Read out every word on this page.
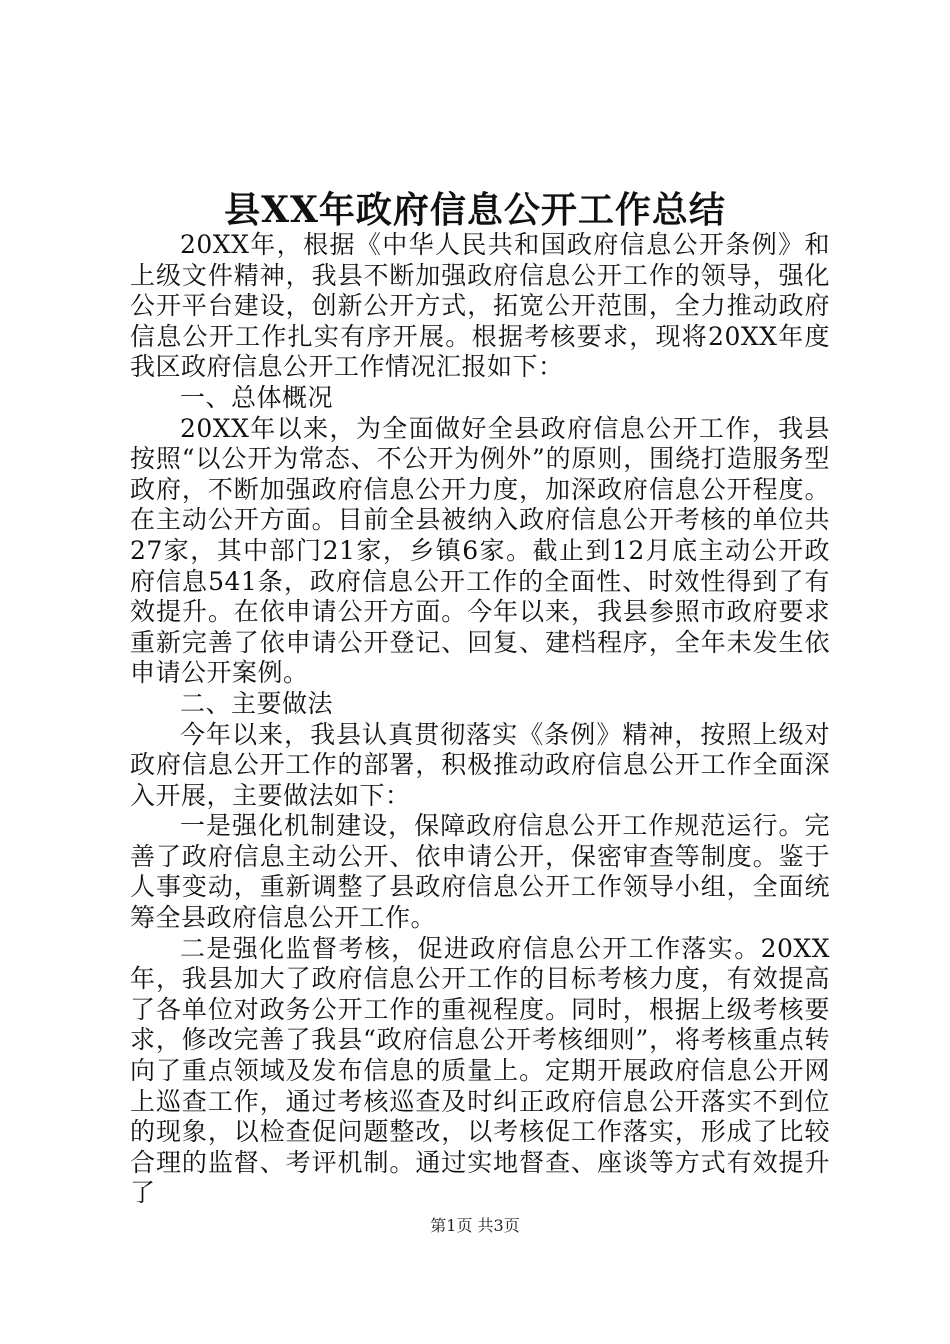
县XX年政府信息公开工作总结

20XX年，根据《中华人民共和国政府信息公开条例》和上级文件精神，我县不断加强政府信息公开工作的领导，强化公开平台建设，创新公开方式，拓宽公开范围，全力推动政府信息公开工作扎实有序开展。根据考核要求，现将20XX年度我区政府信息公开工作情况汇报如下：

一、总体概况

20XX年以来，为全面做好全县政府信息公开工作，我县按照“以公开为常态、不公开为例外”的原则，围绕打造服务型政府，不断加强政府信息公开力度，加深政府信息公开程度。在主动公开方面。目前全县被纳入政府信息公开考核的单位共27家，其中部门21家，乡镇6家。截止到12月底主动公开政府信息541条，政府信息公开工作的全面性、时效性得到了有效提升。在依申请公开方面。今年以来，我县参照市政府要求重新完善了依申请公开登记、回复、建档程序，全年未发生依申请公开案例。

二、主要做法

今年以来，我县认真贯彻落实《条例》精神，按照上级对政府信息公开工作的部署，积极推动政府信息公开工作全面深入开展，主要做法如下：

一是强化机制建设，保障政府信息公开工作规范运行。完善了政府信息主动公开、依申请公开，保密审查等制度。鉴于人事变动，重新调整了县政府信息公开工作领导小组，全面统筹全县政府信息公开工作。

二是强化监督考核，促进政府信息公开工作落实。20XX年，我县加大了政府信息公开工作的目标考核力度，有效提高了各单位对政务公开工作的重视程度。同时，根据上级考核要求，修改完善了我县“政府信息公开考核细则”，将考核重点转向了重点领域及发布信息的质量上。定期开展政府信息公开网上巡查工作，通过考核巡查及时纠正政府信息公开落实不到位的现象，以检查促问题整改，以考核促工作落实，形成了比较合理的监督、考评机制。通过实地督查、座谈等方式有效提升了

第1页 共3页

-=-=-

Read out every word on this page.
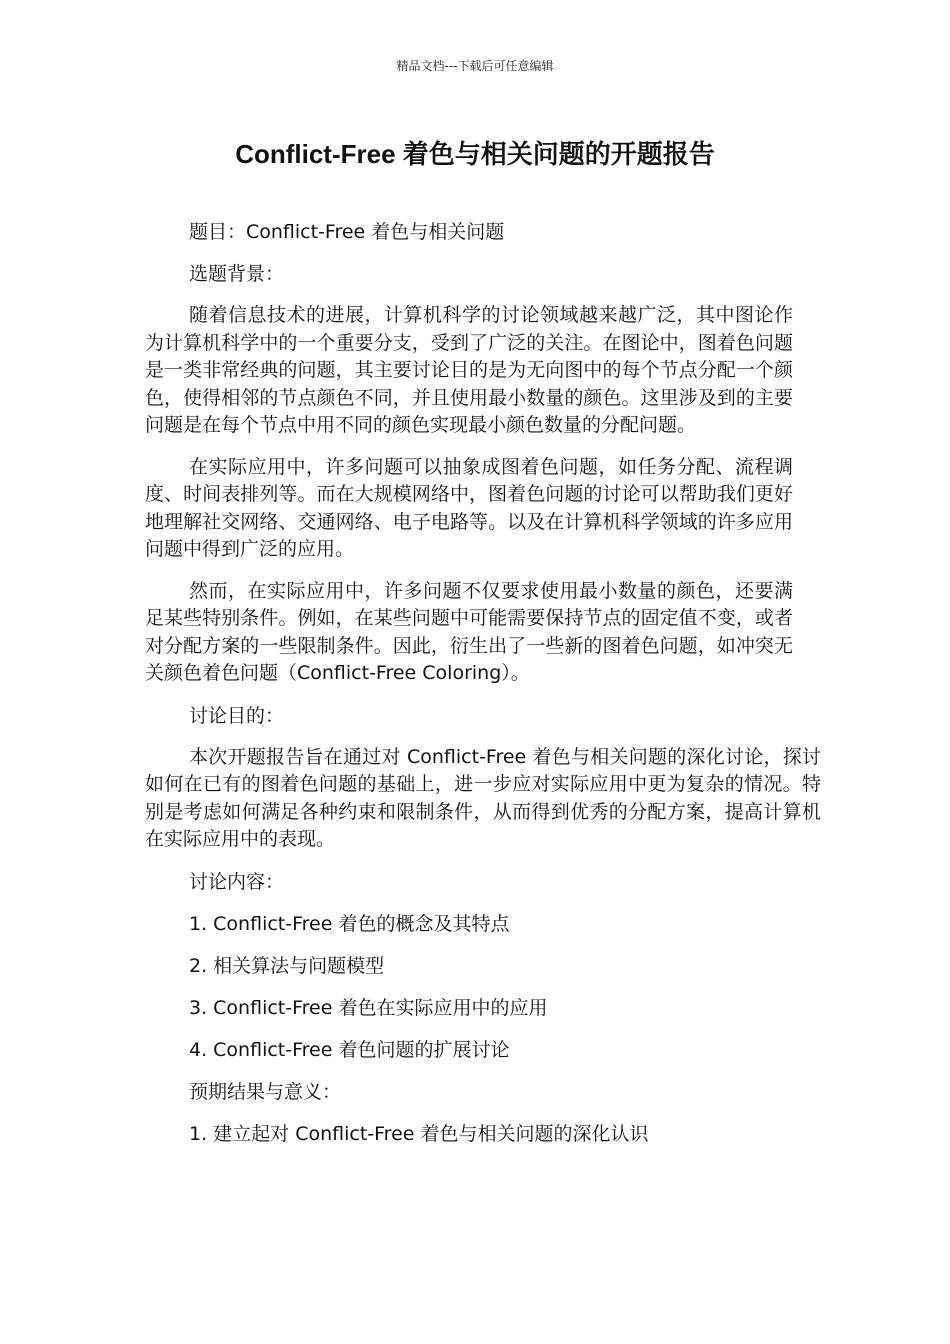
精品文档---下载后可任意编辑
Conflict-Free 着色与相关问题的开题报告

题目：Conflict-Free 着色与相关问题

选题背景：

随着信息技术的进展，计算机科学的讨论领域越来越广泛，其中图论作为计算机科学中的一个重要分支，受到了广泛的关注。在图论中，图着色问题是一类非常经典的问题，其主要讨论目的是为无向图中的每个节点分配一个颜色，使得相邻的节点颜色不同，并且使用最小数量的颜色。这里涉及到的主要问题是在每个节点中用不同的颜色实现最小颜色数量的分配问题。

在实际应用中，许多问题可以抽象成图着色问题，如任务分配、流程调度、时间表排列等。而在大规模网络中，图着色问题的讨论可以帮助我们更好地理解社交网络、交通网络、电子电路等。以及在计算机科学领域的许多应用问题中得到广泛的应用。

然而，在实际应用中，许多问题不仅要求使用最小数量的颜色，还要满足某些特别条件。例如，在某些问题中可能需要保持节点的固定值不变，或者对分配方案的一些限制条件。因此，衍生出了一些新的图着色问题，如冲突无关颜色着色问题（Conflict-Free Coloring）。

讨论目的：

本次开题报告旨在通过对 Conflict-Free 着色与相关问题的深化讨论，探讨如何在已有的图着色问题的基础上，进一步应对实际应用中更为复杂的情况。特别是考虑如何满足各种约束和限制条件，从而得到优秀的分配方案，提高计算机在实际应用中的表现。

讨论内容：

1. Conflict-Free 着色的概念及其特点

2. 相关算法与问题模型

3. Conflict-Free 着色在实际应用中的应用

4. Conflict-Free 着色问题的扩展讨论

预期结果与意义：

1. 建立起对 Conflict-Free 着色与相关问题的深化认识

-=-=-

_Given instruction_
Select every line of the records holding the string "Conflict".

_Solution to this problem_
Conflict-Free 着色与相关问题的开题报告
题目：Conflict-Free 着色与相关问题
然而，在实际应用中，许多问题不仅要求使用最小数量的颜色，还要满足某些特别条件。例如，在某些问题中可能需要保持节点的固定值不变，或者对分配方案的一些限制条件。因此，衍生出了一些新的图着色问题，如冲突无关颜色着色问题（Conflict-Free Coloring）。
本次开题报告旨在通过对 Conflict-Free 着色与相关问题的深化讨论，探讨如何在已有的图着色问题的基础上，进一步应对实际应用中更为复杂的情况。特别是考虑如何满足各种约束和限制条件，从而得到优秀的分配方案，提高计算机在实际应用中的表现。
1. Conflict-Free 着色的概念及其特点
3. Conflict-Free 着色在实际应用中的应用
4. Conflict-Free 着色问题的扩展讨论
1. 建立起对 Conflict-Free 着色与相关问题的深化认识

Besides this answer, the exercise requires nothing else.